• _Problem to work on_:
Starting at the line that contains "What does this", write out every line through the last one in the records below, word for word. Leave out any pictures.

[Data records]
┌──
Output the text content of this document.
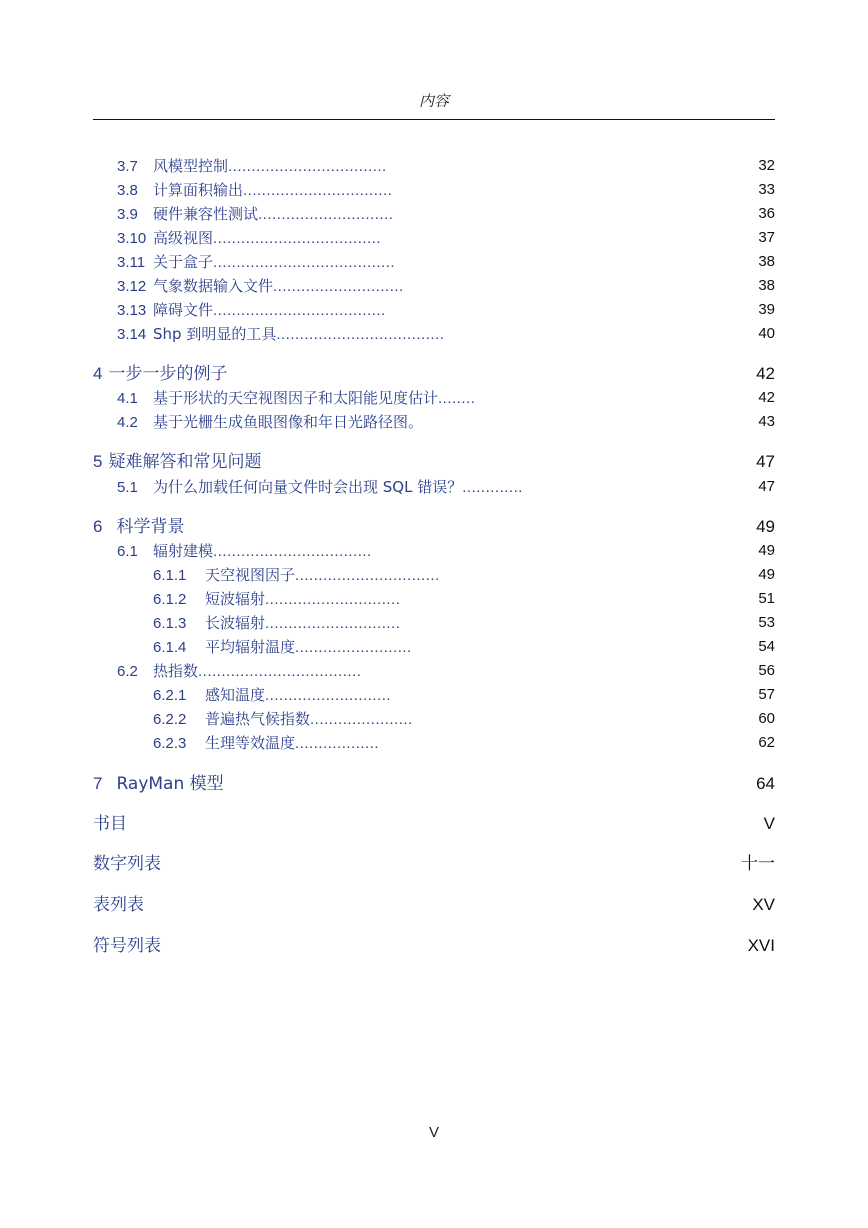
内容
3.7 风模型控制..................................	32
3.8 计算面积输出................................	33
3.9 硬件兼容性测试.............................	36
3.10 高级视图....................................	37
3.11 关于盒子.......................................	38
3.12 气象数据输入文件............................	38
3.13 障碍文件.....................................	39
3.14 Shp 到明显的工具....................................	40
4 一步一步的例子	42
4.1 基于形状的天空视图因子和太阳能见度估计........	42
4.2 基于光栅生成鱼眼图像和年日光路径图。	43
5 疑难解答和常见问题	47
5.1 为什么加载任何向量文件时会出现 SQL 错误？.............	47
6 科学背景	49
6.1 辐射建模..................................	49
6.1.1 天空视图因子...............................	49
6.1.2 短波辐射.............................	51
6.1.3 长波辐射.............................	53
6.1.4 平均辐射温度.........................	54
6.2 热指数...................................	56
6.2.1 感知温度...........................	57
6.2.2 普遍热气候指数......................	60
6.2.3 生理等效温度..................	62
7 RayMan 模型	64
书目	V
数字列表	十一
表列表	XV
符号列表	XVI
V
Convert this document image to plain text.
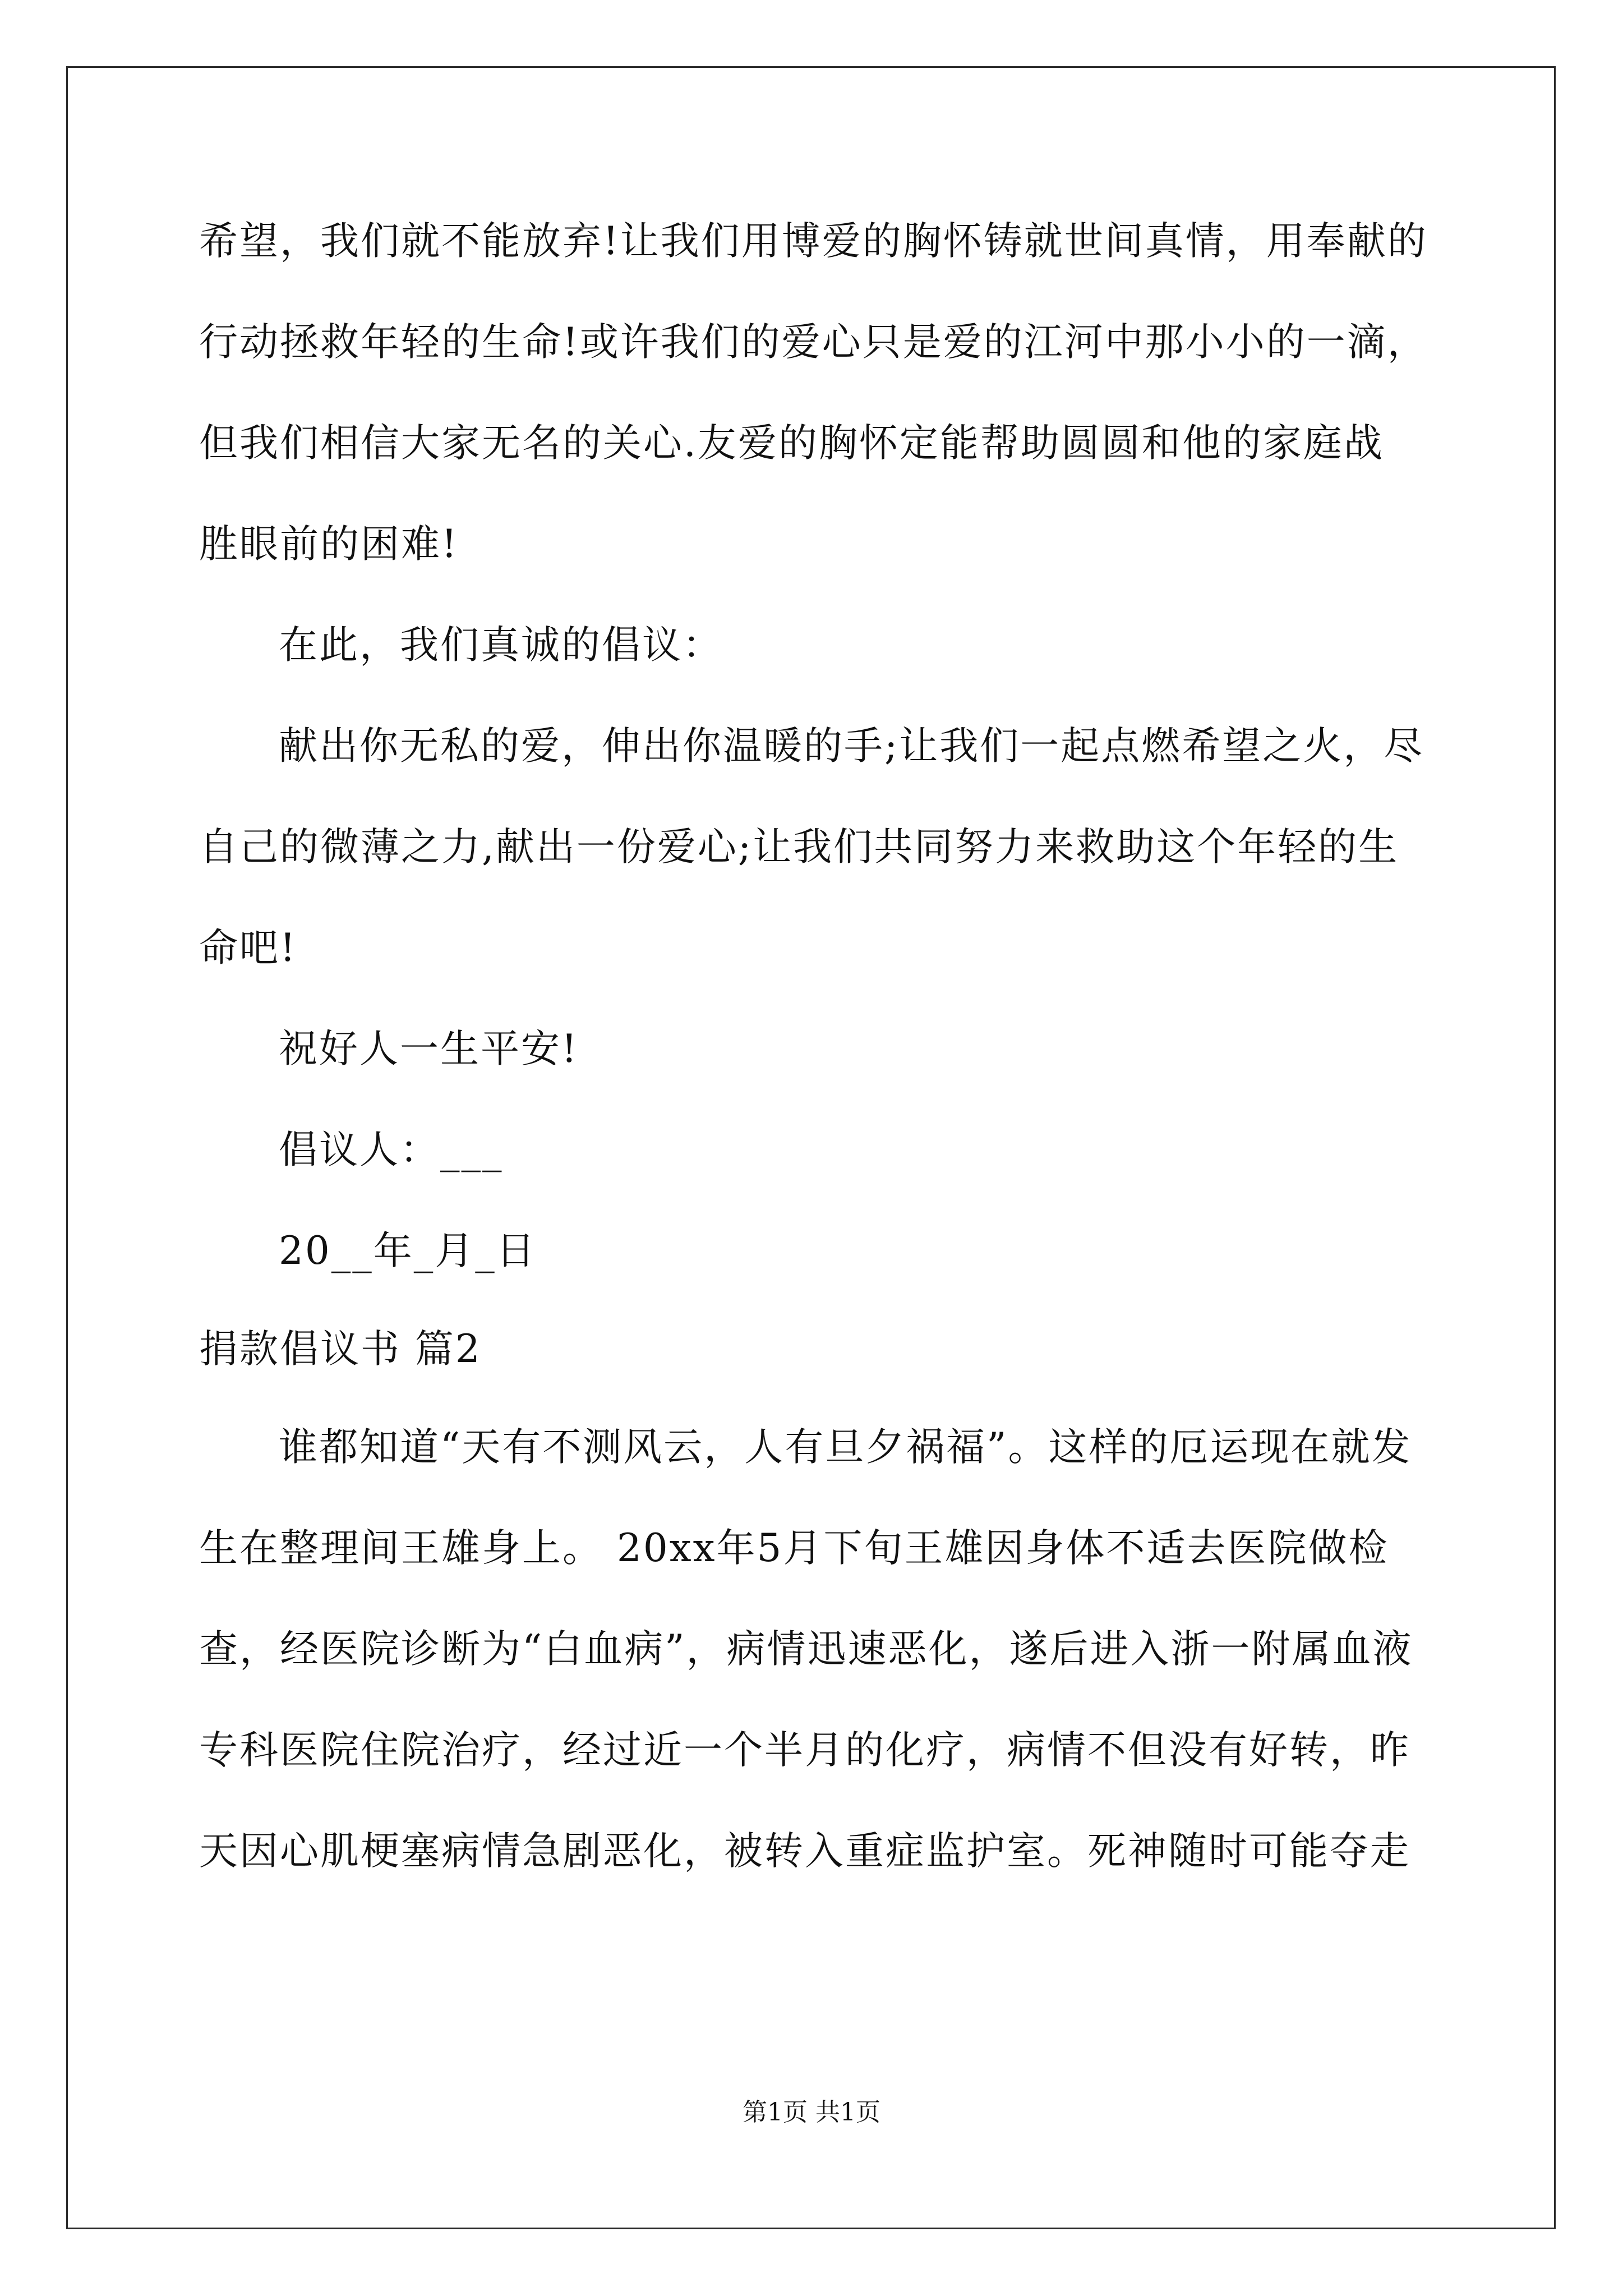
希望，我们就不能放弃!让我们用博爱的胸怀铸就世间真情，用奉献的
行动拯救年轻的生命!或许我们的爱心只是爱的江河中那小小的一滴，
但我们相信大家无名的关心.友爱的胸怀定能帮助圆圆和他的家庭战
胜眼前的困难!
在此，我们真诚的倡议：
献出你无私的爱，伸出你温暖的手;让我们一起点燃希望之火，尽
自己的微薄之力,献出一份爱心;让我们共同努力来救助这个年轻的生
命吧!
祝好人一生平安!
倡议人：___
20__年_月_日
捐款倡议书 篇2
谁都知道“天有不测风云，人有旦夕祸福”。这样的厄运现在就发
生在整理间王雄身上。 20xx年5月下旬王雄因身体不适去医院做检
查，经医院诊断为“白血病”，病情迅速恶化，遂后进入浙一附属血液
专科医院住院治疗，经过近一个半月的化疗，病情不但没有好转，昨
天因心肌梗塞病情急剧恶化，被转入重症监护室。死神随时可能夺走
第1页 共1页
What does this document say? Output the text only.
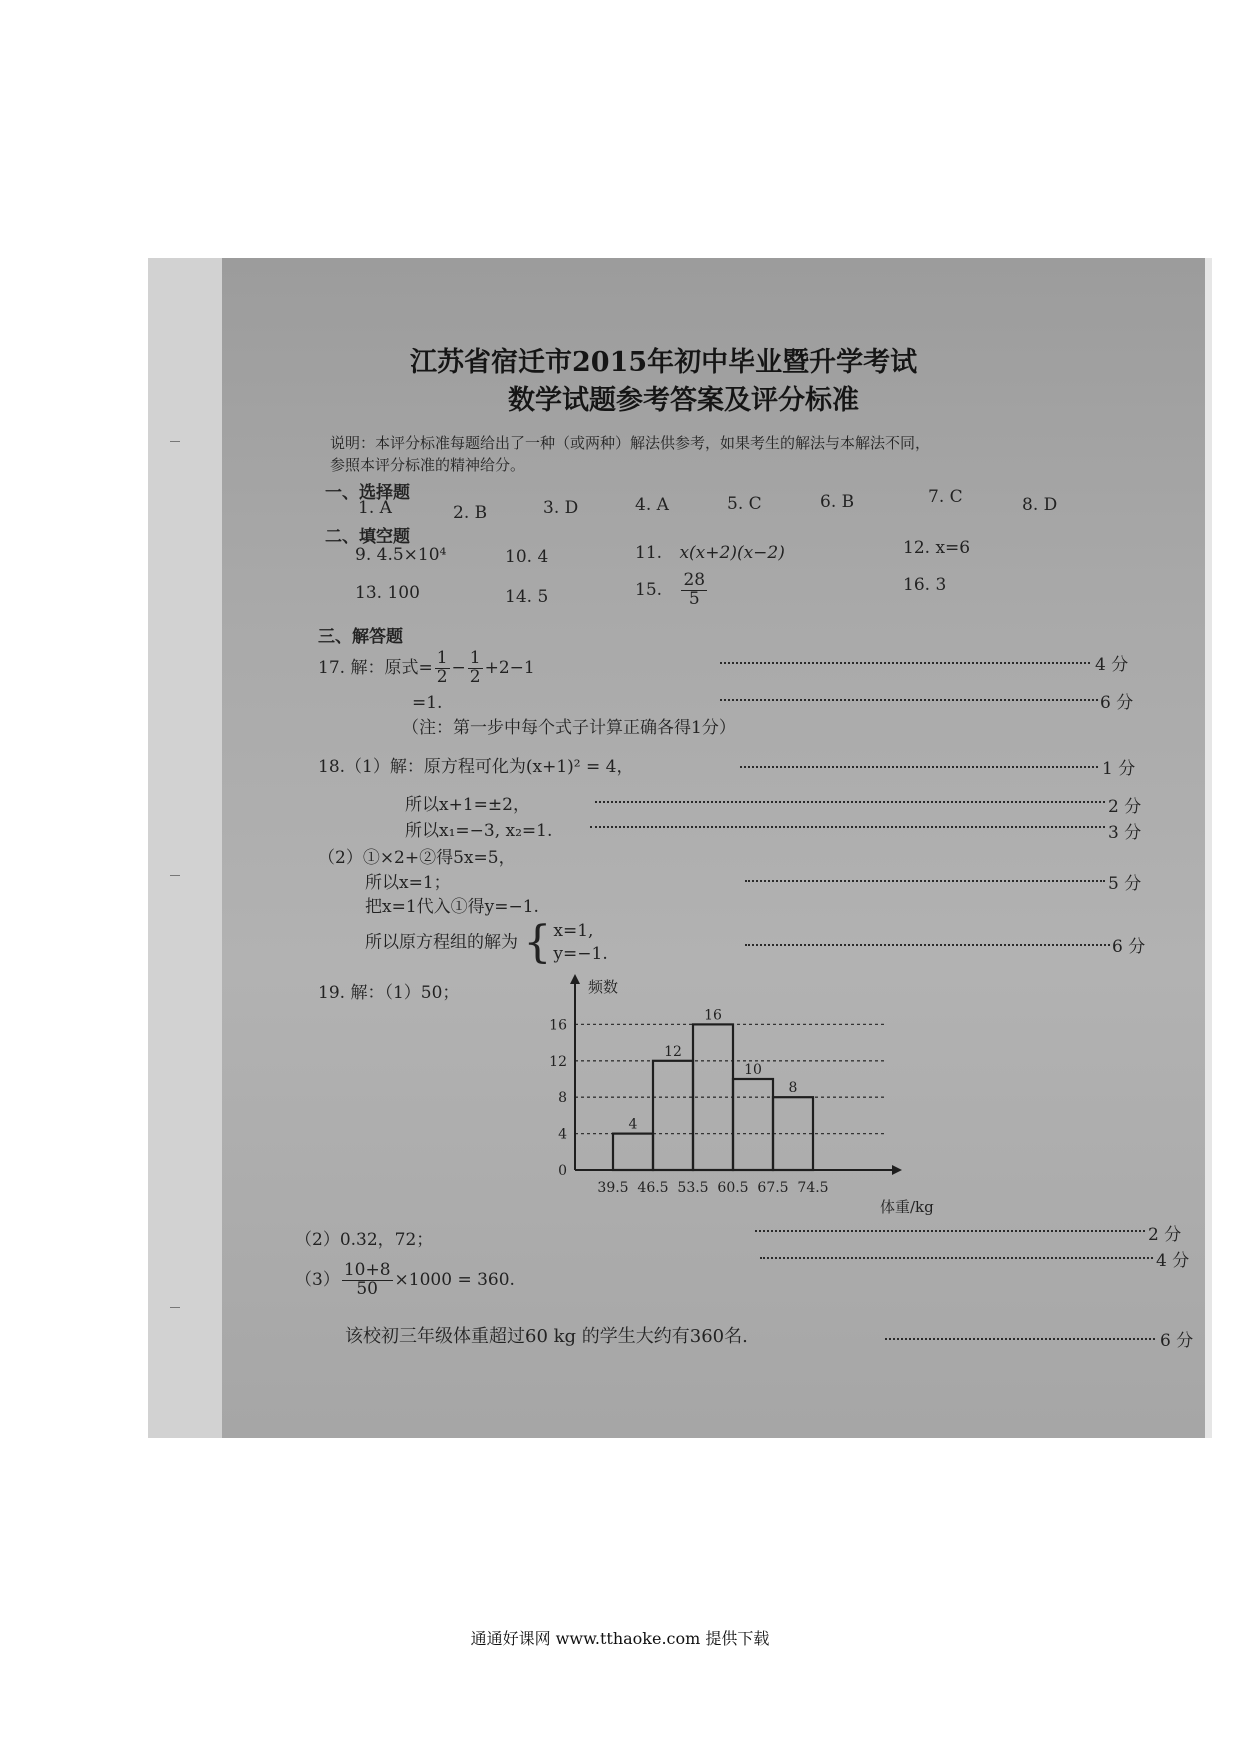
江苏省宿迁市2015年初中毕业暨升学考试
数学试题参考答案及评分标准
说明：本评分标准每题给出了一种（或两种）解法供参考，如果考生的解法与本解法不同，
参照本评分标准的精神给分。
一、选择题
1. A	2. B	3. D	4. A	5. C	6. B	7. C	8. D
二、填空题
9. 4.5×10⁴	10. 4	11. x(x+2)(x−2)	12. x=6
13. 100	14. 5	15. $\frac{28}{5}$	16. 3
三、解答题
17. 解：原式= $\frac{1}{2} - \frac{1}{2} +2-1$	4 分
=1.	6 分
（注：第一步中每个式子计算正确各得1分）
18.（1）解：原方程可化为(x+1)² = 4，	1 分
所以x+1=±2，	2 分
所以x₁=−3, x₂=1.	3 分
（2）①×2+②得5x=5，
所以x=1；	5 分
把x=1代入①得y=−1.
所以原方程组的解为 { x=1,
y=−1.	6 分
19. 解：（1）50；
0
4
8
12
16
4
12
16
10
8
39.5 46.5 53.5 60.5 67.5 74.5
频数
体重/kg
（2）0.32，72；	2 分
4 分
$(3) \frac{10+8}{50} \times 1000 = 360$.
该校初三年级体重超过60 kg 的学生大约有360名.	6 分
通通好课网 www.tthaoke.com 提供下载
└──
• _Written solution_:
What does this document say? Output the text only.
江苏省宿迁市2015年初中毕业暨升学考试
数学试题参考答案及评分标准
说明：本评分标准每题给出了一种（或两种）解法供参考，如果考生的解法与本解法不同，
参照本评分标准的精神给分。
一、选择题
1. A	2. B	3. D	4. A	5. C	6. B	7. C	8. D
二、填空题
9. 4.5×10⁴	10. 4	11. x(x+2)(x−2)	12. x=6
13. 100	14. 5	15. $\frac{28}{5}$	16. 3
三、解答题
17. 解：原式= $\frac{1}{2} - \frac{1}{2} +2-1$	4 分
=1.	6 分
（注：第一步中每个式子计算正确各得1分）
18.（1）解：原方程可化为(x+1)² = 4，	1 分
所以x+1=±2，	2 分
所以x₁=−3, x₂=1.	3 分
（2）①×2+②得5x=5，
所以x=1；	5 分
把x=1代入①得y=−1.
所以原方程组的解为 { x=1,
y=−1.	6 分
19. 解：（1）50；
0
4
8
12
16
4
12
16
10
8
39.5 46.5 53.5 60.5 67.5 74.5
频数
体重/kg
（2）0.32，72；	2 分
4 分
$(3) \frac{10+8}{50} \times 1000 = 360$.
该校初三年级体重超过60 kg 的学生大约有360名.	6 分
通通好课网 www.tthaoke.com 提供下载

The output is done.